Figure record listings
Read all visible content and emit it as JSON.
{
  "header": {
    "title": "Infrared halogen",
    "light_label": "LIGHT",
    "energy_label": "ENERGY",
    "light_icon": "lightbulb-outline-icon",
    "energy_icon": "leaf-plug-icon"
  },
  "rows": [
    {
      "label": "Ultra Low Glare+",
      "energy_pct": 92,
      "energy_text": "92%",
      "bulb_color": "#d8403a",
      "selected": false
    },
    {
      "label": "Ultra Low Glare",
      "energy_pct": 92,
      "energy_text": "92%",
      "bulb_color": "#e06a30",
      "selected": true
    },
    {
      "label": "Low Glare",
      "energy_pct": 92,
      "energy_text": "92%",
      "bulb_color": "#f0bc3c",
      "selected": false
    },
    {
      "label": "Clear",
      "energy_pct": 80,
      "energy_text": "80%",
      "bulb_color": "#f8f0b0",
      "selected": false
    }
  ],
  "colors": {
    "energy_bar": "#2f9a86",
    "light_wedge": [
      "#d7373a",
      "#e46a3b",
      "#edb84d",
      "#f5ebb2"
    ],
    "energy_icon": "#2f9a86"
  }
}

- Stated goal: Search the records for the word "Ultra", then list every line that has it.

- The answer:
      "label": "Ultra Low Glare+",
      "label": "Ultra Low Glare",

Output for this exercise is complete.